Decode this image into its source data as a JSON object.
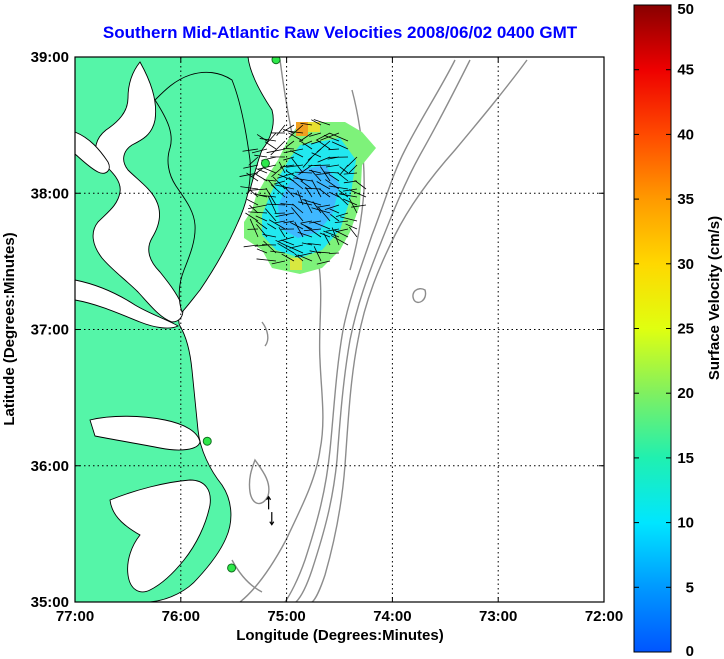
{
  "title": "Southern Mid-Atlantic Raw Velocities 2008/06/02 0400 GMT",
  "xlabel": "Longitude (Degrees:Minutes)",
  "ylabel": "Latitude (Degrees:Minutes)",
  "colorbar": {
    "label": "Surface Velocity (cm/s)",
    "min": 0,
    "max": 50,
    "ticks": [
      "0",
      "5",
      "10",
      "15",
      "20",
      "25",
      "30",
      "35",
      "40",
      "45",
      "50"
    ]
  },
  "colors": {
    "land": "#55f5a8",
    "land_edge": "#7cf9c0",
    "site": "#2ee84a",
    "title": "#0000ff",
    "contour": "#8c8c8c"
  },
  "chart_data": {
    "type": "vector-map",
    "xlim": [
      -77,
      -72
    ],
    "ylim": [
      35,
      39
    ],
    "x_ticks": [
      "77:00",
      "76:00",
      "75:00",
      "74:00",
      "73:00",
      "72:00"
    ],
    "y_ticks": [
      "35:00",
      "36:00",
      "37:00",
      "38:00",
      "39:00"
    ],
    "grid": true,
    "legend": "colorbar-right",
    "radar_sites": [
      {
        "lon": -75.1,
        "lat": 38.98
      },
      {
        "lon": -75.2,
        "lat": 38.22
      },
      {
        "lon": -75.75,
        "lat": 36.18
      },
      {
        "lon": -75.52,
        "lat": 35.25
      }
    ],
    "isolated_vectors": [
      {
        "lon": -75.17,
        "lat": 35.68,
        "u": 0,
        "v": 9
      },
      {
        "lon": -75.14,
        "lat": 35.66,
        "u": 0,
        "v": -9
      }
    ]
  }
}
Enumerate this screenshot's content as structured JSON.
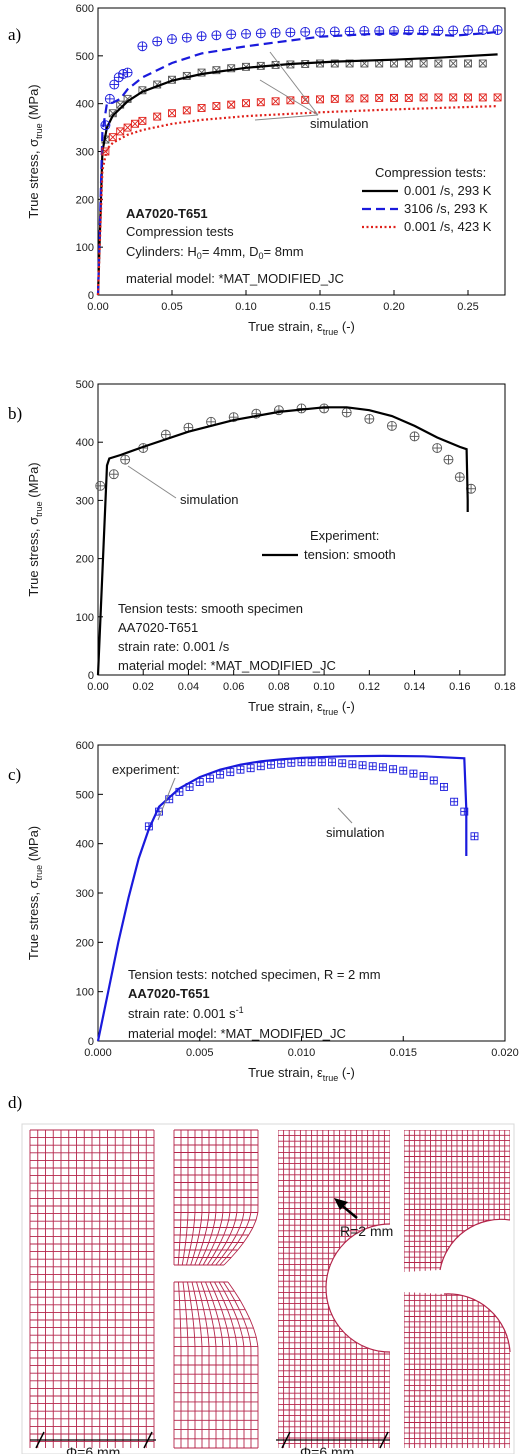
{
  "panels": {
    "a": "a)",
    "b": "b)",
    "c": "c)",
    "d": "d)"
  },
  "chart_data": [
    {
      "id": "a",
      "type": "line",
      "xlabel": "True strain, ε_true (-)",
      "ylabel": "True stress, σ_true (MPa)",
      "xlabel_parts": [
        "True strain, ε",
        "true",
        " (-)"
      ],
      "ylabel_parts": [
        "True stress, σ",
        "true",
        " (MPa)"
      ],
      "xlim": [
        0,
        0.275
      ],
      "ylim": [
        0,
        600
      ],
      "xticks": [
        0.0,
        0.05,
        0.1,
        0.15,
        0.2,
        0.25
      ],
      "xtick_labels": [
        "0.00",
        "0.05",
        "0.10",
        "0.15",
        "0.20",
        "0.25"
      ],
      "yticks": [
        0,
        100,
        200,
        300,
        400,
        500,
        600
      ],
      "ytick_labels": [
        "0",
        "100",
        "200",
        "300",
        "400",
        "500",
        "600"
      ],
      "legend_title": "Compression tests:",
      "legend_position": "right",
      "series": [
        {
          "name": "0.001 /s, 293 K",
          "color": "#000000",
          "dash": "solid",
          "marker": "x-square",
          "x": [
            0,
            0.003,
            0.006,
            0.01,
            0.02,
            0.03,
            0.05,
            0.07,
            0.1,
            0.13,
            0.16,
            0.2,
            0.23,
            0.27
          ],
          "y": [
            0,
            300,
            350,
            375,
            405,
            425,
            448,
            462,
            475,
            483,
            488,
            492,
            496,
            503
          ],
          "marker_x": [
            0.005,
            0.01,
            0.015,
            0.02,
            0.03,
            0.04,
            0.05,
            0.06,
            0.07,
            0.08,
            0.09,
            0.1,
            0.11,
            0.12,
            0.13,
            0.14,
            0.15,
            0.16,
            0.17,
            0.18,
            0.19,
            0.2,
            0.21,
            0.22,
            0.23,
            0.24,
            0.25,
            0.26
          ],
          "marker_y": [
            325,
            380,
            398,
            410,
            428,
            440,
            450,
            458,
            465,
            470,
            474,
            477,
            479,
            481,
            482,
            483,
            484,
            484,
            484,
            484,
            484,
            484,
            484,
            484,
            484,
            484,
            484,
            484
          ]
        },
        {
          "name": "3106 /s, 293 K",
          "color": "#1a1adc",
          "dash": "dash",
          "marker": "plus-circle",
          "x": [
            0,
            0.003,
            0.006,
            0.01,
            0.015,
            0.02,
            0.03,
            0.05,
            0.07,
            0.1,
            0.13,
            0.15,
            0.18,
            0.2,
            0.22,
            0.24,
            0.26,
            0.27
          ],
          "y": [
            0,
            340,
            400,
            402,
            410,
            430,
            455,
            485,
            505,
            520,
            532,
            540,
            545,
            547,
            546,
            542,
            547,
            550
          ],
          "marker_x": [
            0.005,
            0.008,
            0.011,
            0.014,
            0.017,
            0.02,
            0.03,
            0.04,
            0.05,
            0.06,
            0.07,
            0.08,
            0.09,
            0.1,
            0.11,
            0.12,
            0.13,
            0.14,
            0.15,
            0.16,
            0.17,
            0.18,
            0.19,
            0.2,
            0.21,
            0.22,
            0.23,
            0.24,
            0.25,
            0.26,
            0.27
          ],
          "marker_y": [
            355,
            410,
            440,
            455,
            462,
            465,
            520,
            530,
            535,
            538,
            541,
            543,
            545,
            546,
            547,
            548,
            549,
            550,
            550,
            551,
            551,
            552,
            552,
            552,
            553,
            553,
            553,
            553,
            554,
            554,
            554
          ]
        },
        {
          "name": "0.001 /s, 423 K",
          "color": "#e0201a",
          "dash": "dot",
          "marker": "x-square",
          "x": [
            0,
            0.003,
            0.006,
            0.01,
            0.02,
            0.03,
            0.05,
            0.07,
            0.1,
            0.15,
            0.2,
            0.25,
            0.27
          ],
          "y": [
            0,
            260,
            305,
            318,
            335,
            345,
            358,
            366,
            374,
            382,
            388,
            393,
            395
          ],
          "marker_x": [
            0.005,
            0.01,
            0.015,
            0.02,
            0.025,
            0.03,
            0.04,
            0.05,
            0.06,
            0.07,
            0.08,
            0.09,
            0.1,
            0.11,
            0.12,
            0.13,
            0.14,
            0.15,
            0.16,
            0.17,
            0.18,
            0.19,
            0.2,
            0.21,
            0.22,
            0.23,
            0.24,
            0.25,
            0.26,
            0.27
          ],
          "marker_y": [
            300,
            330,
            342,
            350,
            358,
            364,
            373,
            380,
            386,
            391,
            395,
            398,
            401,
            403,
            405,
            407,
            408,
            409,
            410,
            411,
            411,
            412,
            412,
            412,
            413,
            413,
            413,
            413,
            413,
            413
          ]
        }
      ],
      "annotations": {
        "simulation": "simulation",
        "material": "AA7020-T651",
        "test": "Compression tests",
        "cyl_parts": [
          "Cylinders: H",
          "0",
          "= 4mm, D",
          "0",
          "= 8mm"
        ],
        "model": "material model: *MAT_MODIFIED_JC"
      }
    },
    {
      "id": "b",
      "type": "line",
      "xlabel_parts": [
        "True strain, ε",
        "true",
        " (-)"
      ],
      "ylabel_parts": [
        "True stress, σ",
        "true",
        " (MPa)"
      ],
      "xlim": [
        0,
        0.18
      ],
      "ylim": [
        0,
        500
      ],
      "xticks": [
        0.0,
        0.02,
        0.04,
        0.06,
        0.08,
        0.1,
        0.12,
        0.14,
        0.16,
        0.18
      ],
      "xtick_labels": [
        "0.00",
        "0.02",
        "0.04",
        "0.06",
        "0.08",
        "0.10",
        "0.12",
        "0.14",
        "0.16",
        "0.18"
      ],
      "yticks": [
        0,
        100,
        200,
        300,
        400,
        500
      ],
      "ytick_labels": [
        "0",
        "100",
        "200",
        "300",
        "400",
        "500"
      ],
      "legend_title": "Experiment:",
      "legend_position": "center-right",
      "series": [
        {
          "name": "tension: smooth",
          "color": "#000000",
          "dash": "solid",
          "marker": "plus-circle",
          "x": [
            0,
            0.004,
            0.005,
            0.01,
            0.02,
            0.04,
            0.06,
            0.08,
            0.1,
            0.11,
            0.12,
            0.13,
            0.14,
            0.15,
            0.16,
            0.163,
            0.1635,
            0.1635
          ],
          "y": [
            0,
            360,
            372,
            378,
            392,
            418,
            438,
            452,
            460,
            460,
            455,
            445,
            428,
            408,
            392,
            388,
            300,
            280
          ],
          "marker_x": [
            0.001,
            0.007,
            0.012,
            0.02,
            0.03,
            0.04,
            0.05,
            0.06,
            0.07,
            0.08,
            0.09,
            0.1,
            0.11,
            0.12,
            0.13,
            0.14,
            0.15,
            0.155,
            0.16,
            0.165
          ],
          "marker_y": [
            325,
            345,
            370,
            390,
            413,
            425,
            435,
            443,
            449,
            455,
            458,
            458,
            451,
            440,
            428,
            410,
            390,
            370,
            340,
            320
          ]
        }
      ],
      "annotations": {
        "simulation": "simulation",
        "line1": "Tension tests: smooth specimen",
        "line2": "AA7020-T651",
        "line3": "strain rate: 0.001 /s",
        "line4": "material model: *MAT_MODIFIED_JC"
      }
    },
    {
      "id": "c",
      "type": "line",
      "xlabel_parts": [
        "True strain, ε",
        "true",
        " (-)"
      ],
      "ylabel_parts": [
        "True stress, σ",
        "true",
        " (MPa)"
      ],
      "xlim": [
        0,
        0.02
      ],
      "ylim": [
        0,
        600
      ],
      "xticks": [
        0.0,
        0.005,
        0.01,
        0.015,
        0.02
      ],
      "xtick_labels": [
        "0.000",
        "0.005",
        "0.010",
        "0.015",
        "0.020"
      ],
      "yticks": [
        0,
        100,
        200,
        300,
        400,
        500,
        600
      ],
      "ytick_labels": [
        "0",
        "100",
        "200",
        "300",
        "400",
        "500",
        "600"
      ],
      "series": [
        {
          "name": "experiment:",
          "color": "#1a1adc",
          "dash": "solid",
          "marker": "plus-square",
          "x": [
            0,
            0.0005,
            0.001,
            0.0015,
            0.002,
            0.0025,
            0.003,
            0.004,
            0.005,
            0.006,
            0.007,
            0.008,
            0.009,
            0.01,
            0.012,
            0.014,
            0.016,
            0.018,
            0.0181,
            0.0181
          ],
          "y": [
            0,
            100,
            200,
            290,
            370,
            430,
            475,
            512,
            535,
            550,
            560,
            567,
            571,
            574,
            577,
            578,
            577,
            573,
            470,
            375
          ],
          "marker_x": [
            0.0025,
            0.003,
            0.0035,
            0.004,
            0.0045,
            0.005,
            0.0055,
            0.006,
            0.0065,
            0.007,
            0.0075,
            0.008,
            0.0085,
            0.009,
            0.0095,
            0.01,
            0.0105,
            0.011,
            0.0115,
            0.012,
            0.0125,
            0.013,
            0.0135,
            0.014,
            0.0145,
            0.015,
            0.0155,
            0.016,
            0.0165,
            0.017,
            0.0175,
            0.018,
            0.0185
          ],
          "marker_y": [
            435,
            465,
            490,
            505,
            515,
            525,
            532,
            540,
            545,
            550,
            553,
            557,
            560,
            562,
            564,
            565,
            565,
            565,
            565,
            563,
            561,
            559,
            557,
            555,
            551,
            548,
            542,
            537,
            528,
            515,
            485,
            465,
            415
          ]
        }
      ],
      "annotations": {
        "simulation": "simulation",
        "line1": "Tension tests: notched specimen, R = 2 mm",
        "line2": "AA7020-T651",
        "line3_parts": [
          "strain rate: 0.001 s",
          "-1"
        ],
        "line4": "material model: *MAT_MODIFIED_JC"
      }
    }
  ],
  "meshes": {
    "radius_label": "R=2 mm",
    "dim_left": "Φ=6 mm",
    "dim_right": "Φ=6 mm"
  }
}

Written problem:
Among the entries above, identify all lines with "Compression" and copy them.

Result of the exercise:
      "legend_title": "Compression tests:",
        "test": "Compression tests",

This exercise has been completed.